• [What to do] List all lines of the data containing the word "Tell".

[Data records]
/---

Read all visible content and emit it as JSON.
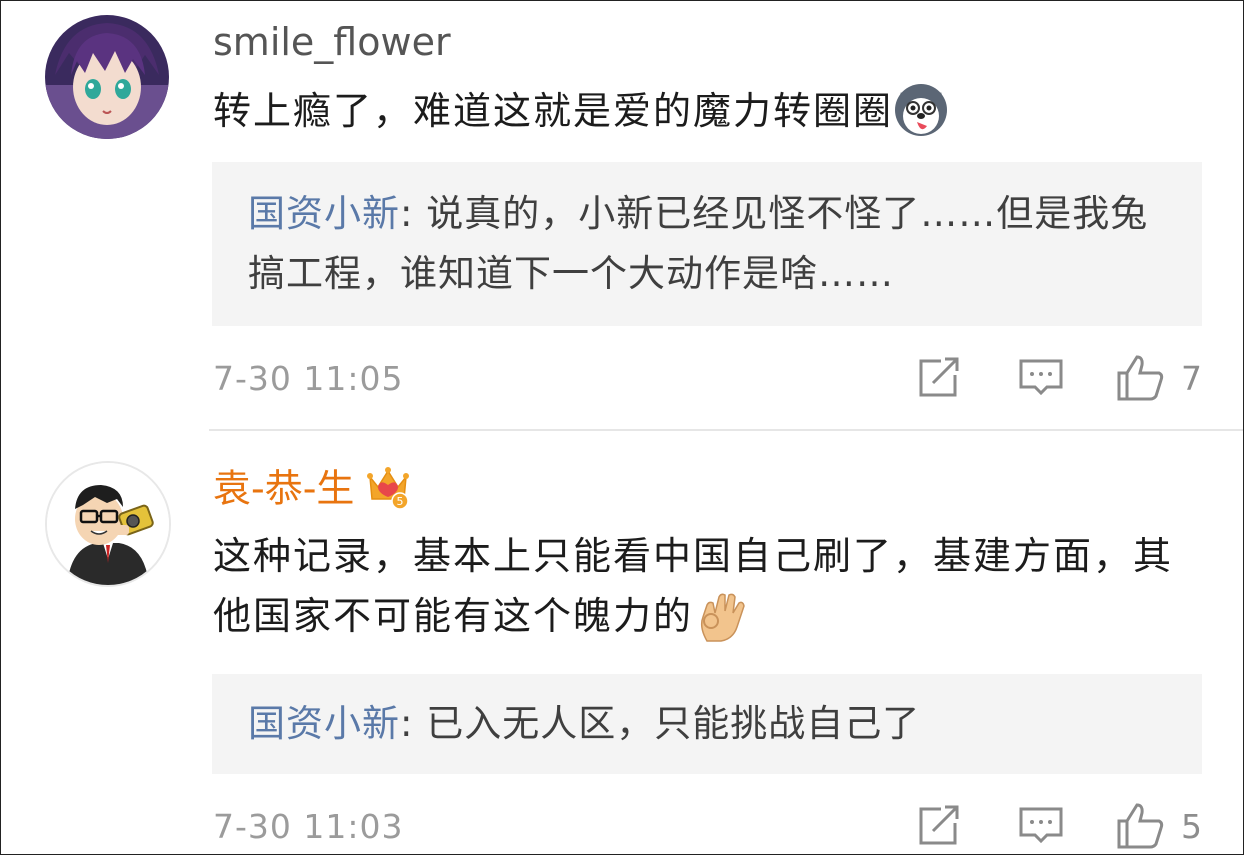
{
  "comments": [
    {
      "username": "smile_flower",
      "text": "转上瘾了，难道这就是爱的魔力转圈圈",
      "emoji": "husky-dog-emoji",
      "reply": {
        "author": "国资小新",
        "separator": ":",
        "text": " 说真的，小新已经见怪不怪了……但是我兔搞工程，谁知道下一个大动作是啥……"
      },
      "timestamp": "7-30 11:05",
      "likes": "7"
    },
    {
      "username": "袁-恭-生",
      "badge": "crown-level-5-icon",
      "badge_level": "5",
      "text": "这种记录，基本上只能看中国自己刷了，基建方面，其他国家不可能有这个魄力的",
      "emoji": "ok-hand-emoji",
      "reply": {
        "author": "国资小新",
        "separator": ":",
        "text": " 已入无人区，只能挑战自己了"
      },
      "timestamp": "7-30 11:03",
      "likes": "5"
    }
  ],
  "colors": {
    "username_default": "#555555",
    "username_vip": "#e8740f",
    "reply_author": "#5a79a8",
    "reply_bg": "#f4f4f4",
    "meta": "#9b9b9b"
  }
}
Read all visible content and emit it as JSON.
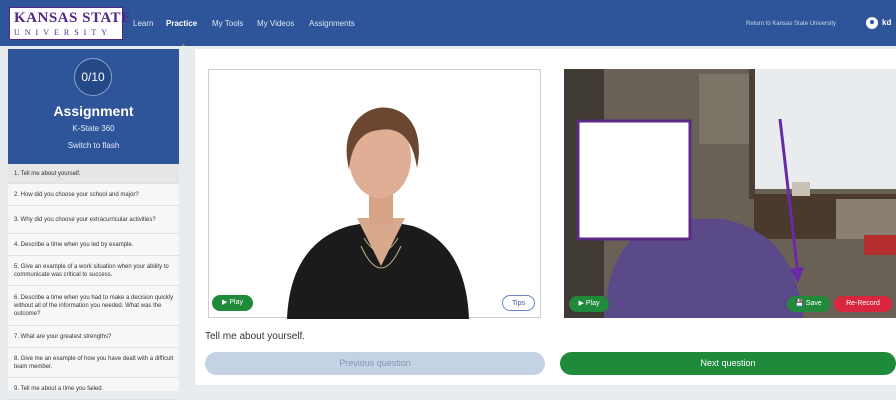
{
  "brand": {
    "line1": "KANSAS STATE",
    "line2": "UNIVERSITY"
  },
  "nav": [
    "Learn",
    "Practice",
    "My Tools",
    "My Videos",
    "Assignments"
  ],
  "nav_active": "Practice",
  "header": {
    "return_link": "Return to Kansas State University",
    "user": "kd"
  },
  "sidebar": {
    "score": "0/10",
    "title": "Assignment",
    "subtitle": "K-State 360",
    "switch_link": "Switch to flash",
    "questions": [
      "1. Tell me about yourself.",
      "2. How did you choose your school and major?",
      "3. Why did you choose your extracurricular activities?",
      "4. Describe a time when you led by example.",
      "5. Give an example of a work situation when your ability to communicate was critical to success.",
      "6. Describe a time when you had to make a decision quickly without all of the information you needed. What was the outcome?",
      "7. What are your greatest strengths?",
      "8. Give me an example of how you have dealt with a difficult team member.",
      "9. Tell me about a time you failed."
    ]
  },
  "interviewer_video": {
    "play_label": "▶ Play",
    "tips_label": "Tips"
  },
  "user_video": {
    "play_label": "▶ Play",
    "save_label": "💾 Save",
    "rerecord_label": "Re-Record"
  },
  "current_question": "Tell me about yourself.",
  "navigation": {
    "prev_label": "Previous question",
    "next_label": "Next question"
  },
  "colors": {
    "header_blue": "#2e5599",
    "brand_purple": "#512888",
    "green": "#1f8a3a",
    "red": "#d7263d",
    "disabled": "#c4d2e4"
  }
}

\---

• [Solution for this exercise]
      "1. Tell me about yourself.",
      "9. Tell me about a time you failed."
  "current_question": "Tell me about yourself.",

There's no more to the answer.